**WRITTEN PROBLEM:**
Only the lines holding the string "White" are needed. Copy each one.

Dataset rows
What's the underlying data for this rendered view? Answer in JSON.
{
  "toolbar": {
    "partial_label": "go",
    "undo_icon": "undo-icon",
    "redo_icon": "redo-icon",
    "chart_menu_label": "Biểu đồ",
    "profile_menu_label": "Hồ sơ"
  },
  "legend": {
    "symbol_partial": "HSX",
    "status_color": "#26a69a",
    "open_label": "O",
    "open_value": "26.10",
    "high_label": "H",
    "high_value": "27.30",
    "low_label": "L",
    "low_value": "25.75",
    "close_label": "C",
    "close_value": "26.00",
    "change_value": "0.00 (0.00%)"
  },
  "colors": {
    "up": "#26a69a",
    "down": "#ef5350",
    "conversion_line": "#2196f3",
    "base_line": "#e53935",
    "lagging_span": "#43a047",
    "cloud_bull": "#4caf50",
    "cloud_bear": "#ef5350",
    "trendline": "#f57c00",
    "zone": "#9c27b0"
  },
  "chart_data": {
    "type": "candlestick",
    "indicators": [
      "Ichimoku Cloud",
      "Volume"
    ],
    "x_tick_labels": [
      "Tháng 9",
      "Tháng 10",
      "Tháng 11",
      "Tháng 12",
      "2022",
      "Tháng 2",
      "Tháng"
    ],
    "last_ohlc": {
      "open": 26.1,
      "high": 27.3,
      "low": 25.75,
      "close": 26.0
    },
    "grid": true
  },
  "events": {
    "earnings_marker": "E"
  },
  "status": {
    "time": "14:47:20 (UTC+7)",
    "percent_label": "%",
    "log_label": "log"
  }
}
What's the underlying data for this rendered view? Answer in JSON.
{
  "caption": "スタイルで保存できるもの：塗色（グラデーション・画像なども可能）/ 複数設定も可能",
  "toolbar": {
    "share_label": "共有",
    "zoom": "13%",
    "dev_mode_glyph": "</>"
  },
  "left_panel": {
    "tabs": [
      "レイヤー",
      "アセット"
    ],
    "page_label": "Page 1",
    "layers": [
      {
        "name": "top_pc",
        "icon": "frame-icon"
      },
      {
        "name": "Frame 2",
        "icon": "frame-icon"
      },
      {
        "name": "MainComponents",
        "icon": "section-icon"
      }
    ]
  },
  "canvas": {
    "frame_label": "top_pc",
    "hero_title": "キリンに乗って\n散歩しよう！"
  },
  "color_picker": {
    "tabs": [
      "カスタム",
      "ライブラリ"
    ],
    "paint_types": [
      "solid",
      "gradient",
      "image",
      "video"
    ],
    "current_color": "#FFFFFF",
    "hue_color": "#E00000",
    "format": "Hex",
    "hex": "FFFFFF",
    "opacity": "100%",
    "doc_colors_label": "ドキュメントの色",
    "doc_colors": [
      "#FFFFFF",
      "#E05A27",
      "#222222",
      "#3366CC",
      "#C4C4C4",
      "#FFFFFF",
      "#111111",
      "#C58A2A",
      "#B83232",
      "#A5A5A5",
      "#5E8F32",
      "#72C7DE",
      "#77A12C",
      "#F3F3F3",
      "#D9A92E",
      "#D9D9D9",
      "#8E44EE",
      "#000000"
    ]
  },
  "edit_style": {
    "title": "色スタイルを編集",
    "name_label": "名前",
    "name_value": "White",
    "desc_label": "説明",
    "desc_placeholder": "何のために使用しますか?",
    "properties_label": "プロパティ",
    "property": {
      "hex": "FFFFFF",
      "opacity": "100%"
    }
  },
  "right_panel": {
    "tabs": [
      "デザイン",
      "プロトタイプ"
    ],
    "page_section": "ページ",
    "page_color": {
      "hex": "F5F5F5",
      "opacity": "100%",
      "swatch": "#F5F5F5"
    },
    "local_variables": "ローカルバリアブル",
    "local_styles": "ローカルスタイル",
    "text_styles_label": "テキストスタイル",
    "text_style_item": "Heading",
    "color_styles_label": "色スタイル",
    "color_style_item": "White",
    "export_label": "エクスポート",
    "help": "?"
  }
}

**EXPECTED ANSWER:**
    "name_value": "White",
    "color_style_item": "White",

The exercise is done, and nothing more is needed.